Supplied entries:
+ + + +

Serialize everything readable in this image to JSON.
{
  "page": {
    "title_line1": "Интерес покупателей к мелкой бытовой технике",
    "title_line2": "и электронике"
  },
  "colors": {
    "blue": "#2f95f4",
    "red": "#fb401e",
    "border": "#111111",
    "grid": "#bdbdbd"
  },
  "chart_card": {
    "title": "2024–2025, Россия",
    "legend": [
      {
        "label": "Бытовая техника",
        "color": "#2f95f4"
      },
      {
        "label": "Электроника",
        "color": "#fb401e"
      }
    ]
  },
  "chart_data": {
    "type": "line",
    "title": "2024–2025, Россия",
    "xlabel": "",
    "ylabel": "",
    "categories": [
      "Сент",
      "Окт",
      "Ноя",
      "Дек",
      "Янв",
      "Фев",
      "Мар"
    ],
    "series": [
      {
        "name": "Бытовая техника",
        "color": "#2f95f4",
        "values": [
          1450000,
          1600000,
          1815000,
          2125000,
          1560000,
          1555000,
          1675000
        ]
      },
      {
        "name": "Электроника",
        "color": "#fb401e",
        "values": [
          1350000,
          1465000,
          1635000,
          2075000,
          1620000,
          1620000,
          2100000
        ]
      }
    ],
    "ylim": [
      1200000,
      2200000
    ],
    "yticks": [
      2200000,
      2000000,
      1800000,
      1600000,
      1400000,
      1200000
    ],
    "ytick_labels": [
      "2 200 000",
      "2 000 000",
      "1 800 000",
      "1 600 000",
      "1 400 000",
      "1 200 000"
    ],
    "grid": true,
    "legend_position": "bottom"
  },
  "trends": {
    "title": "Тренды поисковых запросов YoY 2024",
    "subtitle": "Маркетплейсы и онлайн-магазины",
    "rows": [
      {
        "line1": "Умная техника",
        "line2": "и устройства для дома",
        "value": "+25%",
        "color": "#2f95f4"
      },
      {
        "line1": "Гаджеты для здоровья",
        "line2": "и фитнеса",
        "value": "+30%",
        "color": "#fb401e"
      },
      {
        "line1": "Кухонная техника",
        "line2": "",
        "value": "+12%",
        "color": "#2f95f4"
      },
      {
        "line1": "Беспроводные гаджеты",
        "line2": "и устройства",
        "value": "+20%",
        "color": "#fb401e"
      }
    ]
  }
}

+ + + +

Exercise prompt:
Give a single number: the count of lines above that include the word "name".

Complete answer:
2